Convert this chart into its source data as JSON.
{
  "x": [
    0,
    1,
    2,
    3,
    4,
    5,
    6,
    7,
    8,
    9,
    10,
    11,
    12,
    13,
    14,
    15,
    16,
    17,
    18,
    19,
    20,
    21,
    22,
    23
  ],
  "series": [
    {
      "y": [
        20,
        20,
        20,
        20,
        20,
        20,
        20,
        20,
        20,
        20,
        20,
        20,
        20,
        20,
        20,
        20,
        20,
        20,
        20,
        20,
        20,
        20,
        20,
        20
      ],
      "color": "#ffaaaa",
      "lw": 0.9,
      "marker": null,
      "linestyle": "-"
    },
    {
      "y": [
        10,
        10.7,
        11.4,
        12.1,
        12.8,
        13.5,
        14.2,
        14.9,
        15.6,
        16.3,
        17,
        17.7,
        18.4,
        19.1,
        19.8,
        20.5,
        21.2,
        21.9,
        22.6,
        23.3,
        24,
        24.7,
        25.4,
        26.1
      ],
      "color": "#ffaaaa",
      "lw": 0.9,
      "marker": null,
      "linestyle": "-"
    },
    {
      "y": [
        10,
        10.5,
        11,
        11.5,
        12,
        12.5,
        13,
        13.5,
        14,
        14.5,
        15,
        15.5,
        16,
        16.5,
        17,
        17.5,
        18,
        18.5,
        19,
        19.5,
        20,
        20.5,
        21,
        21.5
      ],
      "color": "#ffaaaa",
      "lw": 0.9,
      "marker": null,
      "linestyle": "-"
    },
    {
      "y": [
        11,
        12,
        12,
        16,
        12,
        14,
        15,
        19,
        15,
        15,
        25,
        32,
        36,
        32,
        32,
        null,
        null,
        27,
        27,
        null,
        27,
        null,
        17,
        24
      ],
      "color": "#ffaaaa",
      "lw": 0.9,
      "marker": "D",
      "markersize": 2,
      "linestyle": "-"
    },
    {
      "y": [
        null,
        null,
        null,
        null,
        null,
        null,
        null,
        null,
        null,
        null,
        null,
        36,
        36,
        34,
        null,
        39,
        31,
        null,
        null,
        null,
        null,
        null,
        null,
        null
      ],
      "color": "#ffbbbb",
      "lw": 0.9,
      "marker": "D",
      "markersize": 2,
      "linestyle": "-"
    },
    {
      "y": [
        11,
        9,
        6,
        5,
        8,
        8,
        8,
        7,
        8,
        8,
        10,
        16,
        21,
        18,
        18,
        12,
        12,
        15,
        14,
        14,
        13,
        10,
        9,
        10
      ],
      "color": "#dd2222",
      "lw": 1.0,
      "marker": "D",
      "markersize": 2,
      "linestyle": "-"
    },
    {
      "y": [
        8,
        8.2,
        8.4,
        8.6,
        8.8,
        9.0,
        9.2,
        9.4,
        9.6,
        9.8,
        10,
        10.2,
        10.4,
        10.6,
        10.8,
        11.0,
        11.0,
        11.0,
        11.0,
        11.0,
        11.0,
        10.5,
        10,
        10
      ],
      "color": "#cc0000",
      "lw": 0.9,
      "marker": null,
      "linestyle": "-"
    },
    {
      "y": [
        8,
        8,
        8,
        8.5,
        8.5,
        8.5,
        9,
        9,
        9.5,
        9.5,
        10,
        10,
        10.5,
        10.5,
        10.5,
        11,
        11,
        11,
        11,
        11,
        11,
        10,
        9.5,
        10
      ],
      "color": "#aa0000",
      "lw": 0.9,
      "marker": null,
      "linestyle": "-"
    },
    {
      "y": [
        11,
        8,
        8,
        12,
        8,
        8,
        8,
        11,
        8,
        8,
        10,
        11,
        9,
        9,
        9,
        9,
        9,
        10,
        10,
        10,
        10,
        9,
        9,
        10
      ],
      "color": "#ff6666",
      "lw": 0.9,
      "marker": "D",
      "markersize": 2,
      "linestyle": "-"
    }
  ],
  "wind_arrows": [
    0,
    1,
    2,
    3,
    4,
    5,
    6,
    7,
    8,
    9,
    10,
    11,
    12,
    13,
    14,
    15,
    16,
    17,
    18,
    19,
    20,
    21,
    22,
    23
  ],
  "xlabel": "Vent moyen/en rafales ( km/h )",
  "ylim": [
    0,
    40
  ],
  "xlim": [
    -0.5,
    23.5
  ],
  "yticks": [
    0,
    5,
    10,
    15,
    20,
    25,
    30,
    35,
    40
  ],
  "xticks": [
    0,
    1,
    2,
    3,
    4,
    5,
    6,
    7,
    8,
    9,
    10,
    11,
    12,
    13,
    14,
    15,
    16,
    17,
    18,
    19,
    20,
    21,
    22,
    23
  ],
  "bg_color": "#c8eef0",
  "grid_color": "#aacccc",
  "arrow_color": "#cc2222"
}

To be done => Go through the listing and copy all of it exactly.

Answer to this exercise =>
Convert this chart into its source data as JSON.
{
  "x": [
    0,
    1,
    2,
    3,
    4,
    5,
    6,
    7,
    8,
    9,
    10,
    11,
    12,
    13,
    14,
    15,
    16,
    17,
    18,
    19,
    20,
    21,
    22,
    23
  ],
  "series": [
    {
      "y": [
        20,
        20,
        20,
        20,
        20,
        20,
        20,
        20,
        20,
        20,
        20,
        20,
        20,
        20,
        20,
        20,
        20,
        20,
        20,
        20,
        20,
        20,
        20,
        20
      ],
      "color": "#ffaaaa",
      "lw": 0.9,
      "marker": null,
      "linestyle": "-"
    },
    {
      "y": [
        10,
        10.7,
        11.4,
        12.1,
        12.8,
        13.5,
        14.2,
        14.9,
        15.6,
        16.3,
        17,
        17.7,
        18.4,
        19.1,
        19.8,
        20.5,
        21.2,
        21.9,
        22.6,
        23.3,
        24,
        24.7,
        25.4,
        26.1
      ],
      "color": "#ffaaaa",
      "lw": 0.9,
      "marker": null,
      "linestyle": "-"
    },
    {
      "y": [
        10,
        10.5,
        11,
        11.5,
        12,
        12.5,
        13,
        13.5,
        14,
        14.5,
        15,
        15.5,
        16,
        16.5,
        17,
        17.5,
        18,
        18.5,
        19,
        19.5,
        20,
        20.5,
        21,
        21.5
      ],
      "color": "#ffaaaa",
      "lw": 0.9,
      "marker": null,
      "linestyle": "-"
    },
    {
      "y": [
        11,
        12,
        12,
        16,
        12,
        14,
        15,
        19,
        15,
        15,
        25,
        32,
        36,
        32,
        32,
        null,
        null,
        27,
        27,
        null,
        27,
        null,
        17,
        24
      ],
      "color": "#ffaaaa",
      "lw": 0.9,
      "marker": "D",
      "markersize": 2,
      "linestyle": "-"
    },
    {
      "y": [
        null,
        null,
        null,
        null,
        null,
        null,
        null,
        null,
        null,
        null,
        null,
        36,
        36,
        34,
        null,
        39,
        31,
        null,
        null,
        null,
        null,
        null,
        null,
        null
      ],
      "color": "#ffbbbb",
      "lw": 0.9,
      "marker": "D",
      "markersize": 2,
      "linestyle": "-"
    },
    {
      "y": [
        11,
        9,
        6,
        5,
        8,
        8,
        8,
        7,
        8,
        8,
        10,
        16,
        21,
        18,
        18,
        12,
        12,
        15,
        14,
        14,
        13,
        10,
        9,
        10
      ],
      "color": "#dd2222",
      "lw": 1.0,
      "marker": "D",
      "markersize": 2,
      "linestyle": "-"
    },
    {
      "y": [
        8,
        8.2,
        8.4,
        8.6,
        8.8,
        9.0,
        9.2,
        9.4,
        9.6,
        9.8,
        10,
        10.2,
        10.4,
        10.6,
        10.8,
        11.0,
        11.0,
        11.0,
        11.0,
        11.0,
        11.0,
        10.5,
        10,
        10
      ],
      "color": "#cc0000",
      "lw": 0.9,
      "marker": null,
      "linestyle": "-"
    },
    {
      "y": [
        8,
        8,
        8,
        8.5,
        8.5,
        8.5,
        9,
        9,
        9.5,
        9.5,
        10,
        10,
        10.5,
        10.5,
        10.5,
        11,
        11,
        11,
        11,
        11,
        11,
        10,
        9.5,
        10
      ],
      "color": "#aa0000",
      "lw": 0.9,
      "marker": null,
      "linestyle": "-"
    },
    {
      "y": [
        11,
        8,
        8,
        12,
        8,
        8,
        8,
        11,
        8,
        8,
        10,
        11,
        9,
        9,
        9,
        9,
        9,
        10,
        10,
        10,
        10,
        9,
        9,
        10
      ],
      "color": "#ff6666",
      "lw": 0.9,
      "marker": "D",
      "markersize": 2,
      "linestyle": "-"
    }
  ],
  "wind_arrows": [
    0,
    1,
    2,
    3,
    4,
    5,
    6,
    7,
    8,
    9,
    10,
    11,
    12,
    13,
    14,
    15,
    16,
    17,
    18,
    19,
    20,
    21,
    22,
    23
  ],
  "xlabel": "Vent moyen/en rafales ( km/h )",
  "ylim": [
    0,
    40
  ],
  "xlim": [
    -0.5,
    23.5
  ],
  "yticks": [
    0,
    5,
    10,
    15,
    20,
    25,
    30,
    35,
    40
  ],
  "xticks": [
    0,
    1,
    2,
    3,
    4,
    5,
    6,
    7,
    8,
    9,
    10,
    11,
    12,
    13,
    14,
    15,
    16,
    17,
    18,
    19,
    20,
    21,
    22,
    23
  ],
  "bg_color": "#c8eef0",
  "grid_color": "#aacccc",
  "arrow_color": "#cc2222"
}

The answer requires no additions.